“Nuestros países son caricaturales”
Por: Ana María Durán / París, Francia
El artista venezolano, radicado en París desde hace cincuenta años, estará en Cartagena en el XXIV Taller Internacional de Arquitectura.
Foto: Ana María Durán
El reconocido artista venezolano Carlos Cruz-Diez es un fiel exponente de la corriente del op art y del movimiento cinético en Hispanoamérica.
En la esquina de la calle Pierre Sémard, en el cruce con la calle Maubeuge, Carlos Cruz-Diez se sienta en la terraza de su café preferido. Este pequeño café ha visto pasar amigos, periodistas, artistas y aficionados de la obra del maestro venezolano, quien desde hace 47 años vive en la misma calle en donde también tiene su taller. Con cerveza fría en mano, en una típica mañana de verano parisino, celebra sus cincuenta años de vida en la Ciudad Luz.
Cruz-Diez es uno de los exponentes más importantes de la corriente del op art en el mundo y su participación en el movimiento cinético de Venezuela lo convirtió en una de las figuras de la plástica en Hispanoamérica. Al frente de la Fundación del Museo de la Estampa logró una gestión destacada y su experiencia docente da cuenta de su relevancia. Gracias a su carácter activo, el maestro Carlos Cruz-Diez estará en Cartagena la semana entrante para participar en el XXIV Taller Internacional de Arquitectura.
Usted llegó a París en los años sesenta... ¿por qué escogió París?
::::::
- [Problema planteado 1]:
Copia de las entradas las líneas que van desde la que contiene "y-tick-label: 16 — [36, 738, 59, 761]" hasta la que contiene "annotation: Equilibrium — [444, 419, 548, 443]", incluidas ambas.
El fragmento y las entradas no guardan relación entre sí.
::::::
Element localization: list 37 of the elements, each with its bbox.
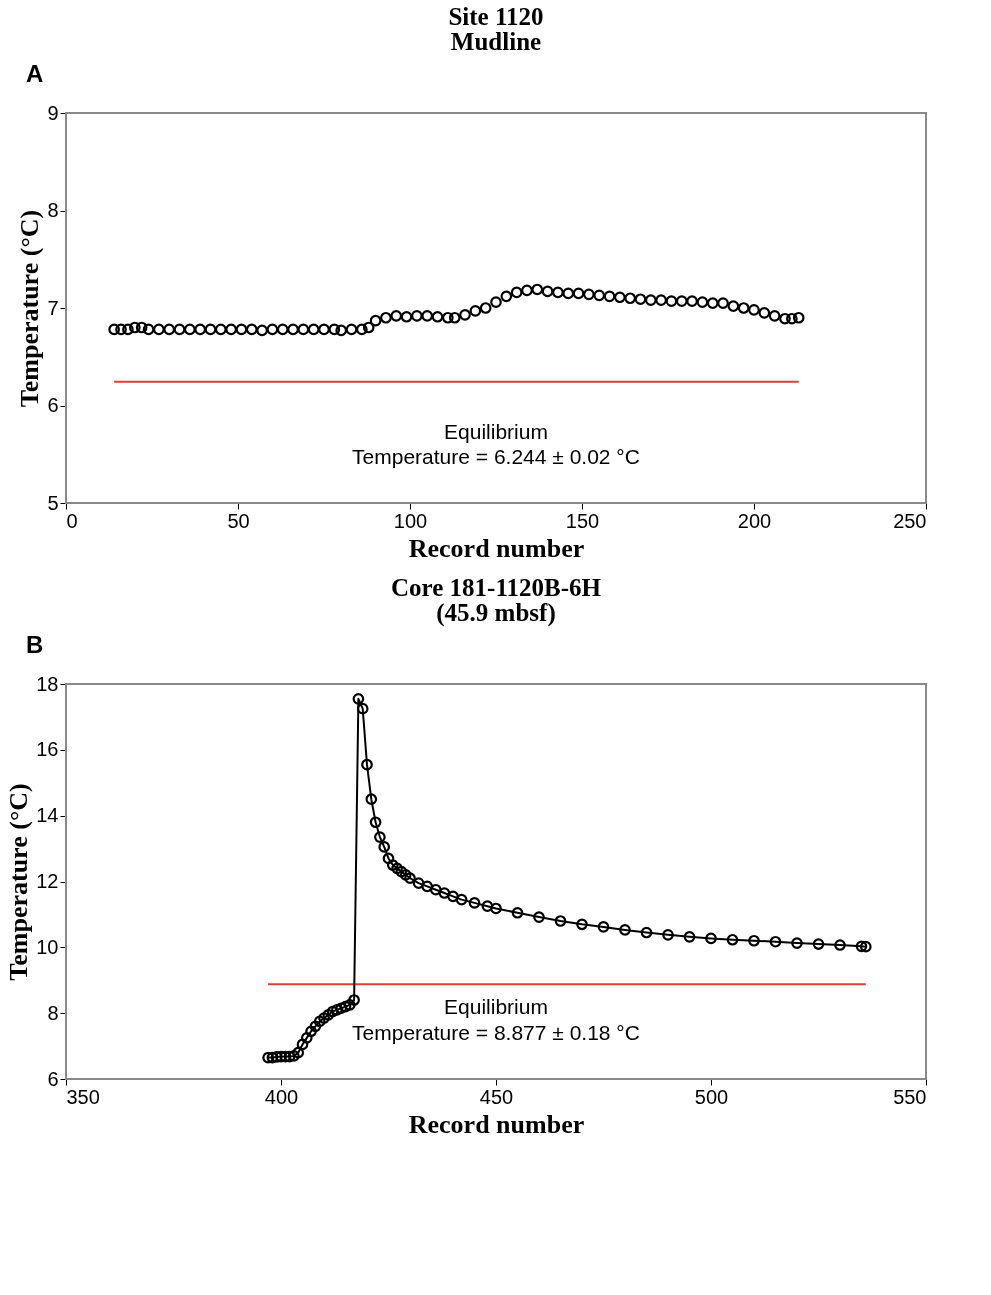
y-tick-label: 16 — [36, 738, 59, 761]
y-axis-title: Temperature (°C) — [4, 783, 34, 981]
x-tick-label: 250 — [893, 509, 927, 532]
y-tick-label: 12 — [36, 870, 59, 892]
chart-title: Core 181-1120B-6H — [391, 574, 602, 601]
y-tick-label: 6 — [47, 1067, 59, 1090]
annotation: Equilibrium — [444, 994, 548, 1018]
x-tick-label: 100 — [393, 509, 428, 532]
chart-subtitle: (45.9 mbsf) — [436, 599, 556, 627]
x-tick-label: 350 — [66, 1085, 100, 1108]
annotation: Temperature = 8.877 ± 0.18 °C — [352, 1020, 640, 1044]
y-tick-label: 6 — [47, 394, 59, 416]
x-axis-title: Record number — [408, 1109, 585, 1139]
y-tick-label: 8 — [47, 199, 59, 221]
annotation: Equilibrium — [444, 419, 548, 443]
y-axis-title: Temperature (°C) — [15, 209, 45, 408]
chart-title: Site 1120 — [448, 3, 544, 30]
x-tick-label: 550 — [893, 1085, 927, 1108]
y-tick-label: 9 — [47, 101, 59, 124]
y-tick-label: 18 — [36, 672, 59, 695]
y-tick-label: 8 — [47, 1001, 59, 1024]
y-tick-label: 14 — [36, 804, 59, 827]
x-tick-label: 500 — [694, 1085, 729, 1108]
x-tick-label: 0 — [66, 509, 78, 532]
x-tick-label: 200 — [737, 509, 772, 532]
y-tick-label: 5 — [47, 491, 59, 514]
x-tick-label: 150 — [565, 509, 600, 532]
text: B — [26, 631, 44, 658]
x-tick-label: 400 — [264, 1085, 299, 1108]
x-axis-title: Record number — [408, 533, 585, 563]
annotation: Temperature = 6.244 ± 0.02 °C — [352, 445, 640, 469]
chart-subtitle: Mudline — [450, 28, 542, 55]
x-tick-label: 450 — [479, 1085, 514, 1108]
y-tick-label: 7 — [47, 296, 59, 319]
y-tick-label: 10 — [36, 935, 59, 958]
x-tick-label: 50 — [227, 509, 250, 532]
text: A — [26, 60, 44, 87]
::::::
- [Problema planteado 2]:
Responde según el fragmento sobre Carlos Cruz-Diez:
(a) ¿Cuántos años lleva viviendo en la misma calle?
(b) ¿En qué ciudad participará en el XXIV Taller Internacional de Arquitectura?
(c) ¿Qué fundación dirigió?

- [Respuesta 1]:
y-tick-label: 16 — [36, 738, 59, 761]
y-axis-title: Temperature (°C) — [4, 783, 34, 981]
x-tick-label: 250 — [893, 509, 927, 532]
y-tick-label: 12 — [36, 870, 59, 892]
chart-title: Core 181-1120B-6H — [391, 574, 602, 601]
y-tick-label: 6 — [47, 1067, 59, 1090]
annotation: Equilibrium — [444, 994, 548, 1018]
x-tick-label: 100 — [393, 509, 428, 532]
chart-subtitle: (45.9 mbsf) — [436, 599, 556, 627]
x-tick-label: 350 — [66, 1085, 100, 1108]
annotation: Temperature = 8.877 ± 0.18 °C — [352, 1020, 640, 1044]
y-tick-label: 6 — [47, 394, 59, 416]
x-axis-title: Record number — [408, 1109, 585, 1139]
y-tick-label: 8 — [47, 199, 59, 221]
annotation: Equilibrium — [444, 419, 548, 443]

- [Respuesta 2]:
(a) 47 años.
(b) En Cartagena.
(c) La Fundación del Museo de la Estampa.